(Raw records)

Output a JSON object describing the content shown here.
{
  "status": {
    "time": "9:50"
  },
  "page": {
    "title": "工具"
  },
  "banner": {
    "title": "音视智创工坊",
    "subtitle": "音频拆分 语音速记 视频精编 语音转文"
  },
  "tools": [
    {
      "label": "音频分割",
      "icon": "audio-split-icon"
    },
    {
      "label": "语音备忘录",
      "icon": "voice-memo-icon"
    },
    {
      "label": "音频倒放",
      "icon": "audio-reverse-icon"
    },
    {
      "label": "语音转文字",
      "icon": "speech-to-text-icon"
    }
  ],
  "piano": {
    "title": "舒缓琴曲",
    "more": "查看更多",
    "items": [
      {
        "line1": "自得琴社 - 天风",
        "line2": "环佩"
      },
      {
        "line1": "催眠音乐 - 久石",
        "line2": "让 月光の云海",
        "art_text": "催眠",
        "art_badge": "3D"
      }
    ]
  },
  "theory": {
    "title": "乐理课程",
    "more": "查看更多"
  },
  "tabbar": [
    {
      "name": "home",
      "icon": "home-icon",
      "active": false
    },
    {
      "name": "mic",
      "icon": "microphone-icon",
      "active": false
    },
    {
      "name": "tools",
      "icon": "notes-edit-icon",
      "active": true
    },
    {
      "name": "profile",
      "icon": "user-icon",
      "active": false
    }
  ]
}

*Written exercise:* Reproduce each entry word for word.

*Task answer:*
Output a JSON object describing the content shown here.
{
  "status": {
    "time": "9:50"
  },
  "page": {
    "title": "工具"
  },
  "banner": {
    "title": "音视智创工坊",
    "subtitle": "音频拆分 语音速记 视频精编 语音转文"
  },
  "tools": [
    {
      "label": "音频分割",
      "icon": "audio-split-icon"
    },
    {
      "label": "语音备忘录",
      "icon": "voice-memo-icon"
    },
    {
      "label": "音频倒放",
      "icon": "audio-reverse-icon"
    },
    {
      "label": "语音转文字",
      "icon": "speech-to-text-icon"
    }
  ],
  "piano": {
    "title": "舒缓琴曲",
    "more": "查看更多",
    "items": [
      {
        "line1": "自得琴社 - 天风",
        "line2": "环佩"
      },
      {
        "line1": "催眠音乐 - 久石",
        "line2": "让 月光の云海",
        "art_text": "催眠",
        "art_badge": "3D"
      }
    ]
  },
  "theory": {
    "title": "乐理课程",
    "more": "查看更多"
  },
  "tabbar": [
    {
      "name": "home",
      "icon": "home-icon",
      "active": false
    },
    {
      "name": "mic",
      "icon": "microphone-icon",
      "active": false
    },
    {
      "name": "tools",
      "icon": "notes-edit-icon",
      "active": true
    },
    {
      "name": "profile",
      "icon": "user-icon",
      "active": false
    }
  ]
}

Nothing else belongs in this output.